● **Goal**
Show every line containing "xlabel" by copying it.

● **Given information**
◆ ◆ ◆ ◆ ◆ ◆ ◆

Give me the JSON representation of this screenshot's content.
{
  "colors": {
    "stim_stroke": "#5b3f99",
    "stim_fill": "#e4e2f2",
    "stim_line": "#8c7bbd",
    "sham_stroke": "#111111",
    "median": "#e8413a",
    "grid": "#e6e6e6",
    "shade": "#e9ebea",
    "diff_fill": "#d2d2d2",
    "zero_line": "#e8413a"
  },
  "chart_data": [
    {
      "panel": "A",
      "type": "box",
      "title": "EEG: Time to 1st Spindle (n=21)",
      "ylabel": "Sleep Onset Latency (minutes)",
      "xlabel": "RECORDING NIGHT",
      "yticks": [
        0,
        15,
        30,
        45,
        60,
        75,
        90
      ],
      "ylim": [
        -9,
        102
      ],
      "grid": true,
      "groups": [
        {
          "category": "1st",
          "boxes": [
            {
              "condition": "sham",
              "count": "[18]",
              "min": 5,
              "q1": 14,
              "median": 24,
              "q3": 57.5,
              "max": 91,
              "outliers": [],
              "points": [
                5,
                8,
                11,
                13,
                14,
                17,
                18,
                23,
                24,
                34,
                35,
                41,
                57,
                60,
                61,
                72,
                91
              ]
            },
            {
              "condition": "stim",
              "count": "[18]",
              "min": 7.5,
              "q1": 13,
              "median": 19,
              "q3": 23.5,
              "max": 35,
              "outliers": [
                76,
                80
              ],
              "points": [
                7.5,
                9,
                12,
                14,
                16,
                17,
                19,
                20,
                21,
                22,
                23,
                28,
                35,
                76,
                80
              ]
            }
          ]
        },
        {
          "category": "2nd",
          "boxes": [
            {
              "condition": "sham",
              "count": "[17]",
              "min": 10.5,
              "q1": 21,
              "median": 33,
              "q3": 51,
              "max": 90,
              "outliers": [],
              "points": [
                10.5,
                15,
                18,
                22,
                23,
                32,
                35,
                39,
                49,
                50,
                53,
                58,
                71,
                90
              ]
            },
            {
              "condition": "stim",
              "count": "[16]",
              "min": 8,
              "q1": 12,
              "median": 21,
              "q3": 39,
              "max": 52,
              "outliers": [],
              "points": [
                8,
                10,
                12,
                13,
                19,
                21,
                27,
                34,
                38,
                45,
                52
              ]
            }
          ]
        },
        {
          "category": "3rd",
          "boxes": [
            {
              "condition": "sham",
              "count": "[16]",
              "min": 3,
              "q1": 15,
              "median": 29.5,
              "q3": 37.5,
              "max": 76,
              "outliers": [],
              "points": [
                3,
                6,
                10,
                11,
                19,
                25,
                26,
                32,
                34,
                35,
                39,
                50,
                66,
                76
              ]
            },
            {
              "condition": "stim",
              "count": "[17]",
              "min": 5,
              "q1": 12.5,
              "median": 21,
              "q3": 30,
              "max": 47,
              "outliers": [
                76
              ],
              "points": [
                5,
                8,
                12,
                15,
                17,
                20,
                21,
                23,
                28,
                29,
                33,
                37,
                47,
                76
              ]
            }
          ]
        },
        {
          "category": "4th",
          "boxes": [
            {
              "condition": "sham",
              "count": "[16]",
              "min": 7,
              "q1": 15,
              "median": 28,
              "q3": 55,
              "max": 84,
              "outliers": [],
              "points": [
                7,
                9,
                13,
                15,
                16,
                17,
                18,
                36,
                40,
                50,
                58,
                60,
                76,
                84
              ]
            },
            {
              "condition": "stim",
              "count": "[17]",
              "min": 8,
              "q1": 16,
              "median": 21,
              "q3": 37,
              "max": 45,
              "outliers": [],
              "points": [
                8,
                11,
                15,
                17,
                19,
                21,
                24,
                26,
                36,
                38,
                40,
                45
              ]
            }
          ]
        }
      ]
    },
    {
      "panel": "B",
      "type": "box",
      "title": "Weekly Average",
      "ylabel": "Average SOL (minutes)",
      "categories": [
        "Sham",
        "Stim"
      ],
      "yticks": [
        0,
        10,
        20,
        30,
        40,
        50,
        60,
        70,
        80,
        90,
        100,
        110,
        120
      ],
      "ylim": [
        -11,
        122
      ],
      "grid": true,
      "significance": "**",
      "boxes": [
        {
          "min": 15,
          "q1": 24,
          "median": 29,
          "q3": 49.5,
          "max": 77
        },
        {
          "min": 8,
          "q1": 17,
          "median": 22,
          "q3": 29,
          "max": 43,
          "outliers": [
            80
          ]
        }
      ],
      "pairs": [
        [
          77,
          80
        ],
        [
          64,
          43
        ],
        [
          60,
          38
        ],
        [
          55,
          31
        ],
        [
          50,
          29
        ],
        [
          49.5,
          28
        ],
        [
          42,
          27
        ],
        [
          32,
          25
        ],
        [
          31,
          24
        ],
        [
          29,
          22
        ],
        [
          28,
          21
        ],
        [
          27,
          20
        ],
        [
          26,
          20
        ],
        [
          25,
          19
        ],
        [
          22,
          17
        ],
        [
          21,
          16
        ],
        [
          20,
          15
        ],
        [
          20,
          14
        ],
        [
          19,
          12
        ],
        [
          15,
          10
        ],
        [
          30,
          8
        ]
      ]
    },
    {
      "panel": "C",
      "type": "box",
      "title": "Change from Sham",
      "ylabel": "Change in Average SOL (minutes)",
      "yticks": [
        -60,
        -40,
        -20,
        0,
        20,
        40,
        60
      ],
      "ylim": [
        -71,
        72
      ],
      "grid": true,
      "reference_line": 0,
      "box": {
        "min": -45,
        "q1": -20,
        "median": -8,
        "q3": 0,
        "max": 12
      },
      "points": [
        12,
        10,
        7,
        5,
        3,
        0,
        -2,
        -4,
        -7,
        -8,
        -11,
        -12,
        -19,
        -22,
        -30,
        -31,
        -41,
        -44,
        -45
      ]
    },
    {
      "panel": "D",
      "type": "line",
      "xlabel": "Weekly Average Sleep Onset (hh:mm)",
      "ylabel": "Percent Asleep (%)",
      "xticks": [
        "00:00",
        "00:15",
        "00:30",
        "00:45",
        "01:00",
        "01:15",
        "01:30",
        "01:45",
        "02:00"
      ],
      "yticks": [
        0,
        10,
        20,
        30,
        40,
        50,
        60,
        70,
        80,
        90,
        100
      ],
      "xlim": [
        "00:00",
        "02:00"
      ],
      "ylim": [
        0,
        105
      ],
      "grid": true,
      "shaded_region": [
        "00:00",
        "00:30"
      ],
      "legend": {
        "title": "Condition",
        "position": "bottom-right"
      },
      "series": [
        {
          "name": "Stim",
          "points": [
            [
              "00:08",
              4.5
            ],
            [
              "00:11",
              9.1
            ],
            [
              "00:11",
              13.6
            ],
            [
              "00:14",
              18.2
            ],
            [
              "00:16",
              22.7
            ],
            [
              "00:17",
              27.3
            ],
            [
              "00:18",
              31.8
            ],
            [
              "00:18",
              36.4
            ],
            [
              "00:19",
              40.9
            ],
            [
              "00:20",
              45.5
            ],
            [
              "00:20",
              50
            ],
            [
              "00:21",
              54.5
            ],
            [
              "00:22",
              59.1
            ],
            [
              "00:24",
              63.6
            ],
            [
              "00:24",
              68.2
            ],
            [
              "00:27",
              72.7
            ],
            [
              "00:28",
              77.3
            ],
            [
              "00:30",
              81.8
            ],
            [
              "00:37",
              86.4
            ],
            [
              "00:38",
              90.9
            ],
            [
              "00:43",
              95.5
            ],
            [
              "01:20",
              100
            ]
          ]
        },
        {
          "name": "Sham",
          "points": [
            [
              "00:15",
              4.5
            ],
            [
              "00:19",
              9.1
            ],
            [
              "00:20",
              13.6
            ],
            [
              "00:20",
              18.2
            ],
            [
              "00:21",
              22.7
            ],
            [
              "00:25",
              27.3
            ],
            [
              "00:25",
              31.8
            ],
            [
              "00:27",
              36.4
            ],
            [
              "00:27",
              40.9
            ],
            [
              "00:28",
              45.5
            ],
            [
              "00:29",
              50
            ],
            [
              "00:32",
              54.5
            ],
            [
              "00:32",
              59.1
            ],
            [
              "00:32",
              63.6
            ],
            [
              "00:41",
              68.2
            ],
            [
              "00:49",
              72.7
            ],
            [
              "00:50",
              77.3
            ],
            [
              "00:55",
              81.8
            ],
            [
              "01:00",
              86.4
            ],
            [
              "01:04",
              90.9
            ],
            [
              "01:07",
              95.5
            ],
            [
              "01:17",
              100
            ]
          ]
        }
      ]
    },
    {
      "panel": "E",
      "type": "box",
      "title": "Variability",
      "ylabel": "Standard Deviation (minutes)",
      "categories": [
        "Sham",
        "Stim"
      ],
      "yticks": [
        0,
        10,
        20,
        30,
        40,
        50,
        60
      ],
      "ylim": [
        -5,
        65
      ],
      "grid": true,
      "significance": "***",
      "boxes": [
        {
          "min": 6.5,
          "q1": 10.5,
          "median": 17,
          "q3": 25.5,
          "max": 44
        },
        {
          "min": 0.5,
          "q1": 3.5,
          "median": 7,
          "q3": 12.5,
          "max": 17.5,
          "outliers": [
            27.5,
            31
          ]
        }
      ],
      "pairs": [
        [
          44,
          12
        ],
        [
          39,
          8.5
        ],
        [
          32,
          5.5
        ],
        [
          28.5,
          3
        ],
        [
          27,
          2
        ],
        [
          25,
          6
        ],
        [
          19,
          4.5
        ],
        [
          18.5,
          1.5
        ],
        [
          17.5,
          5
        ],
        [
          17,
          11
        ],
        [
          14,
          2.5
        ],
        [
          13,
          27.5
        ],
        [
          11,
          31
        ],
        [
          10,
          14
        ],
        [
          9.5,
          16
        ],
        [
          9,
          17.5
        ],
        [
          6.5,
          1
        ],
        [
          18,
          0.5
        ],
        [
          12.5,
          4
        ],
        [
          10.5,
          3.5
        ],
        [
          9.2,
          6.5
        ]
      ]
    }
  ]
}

◆ ◆ ◆ ◆ ◆ ◆ ◆

● **Correct response**
      "xlabel": "RECORDING NIGHT",
      "xlabel": "Weekly Average Sleep Onset (hh:mm)",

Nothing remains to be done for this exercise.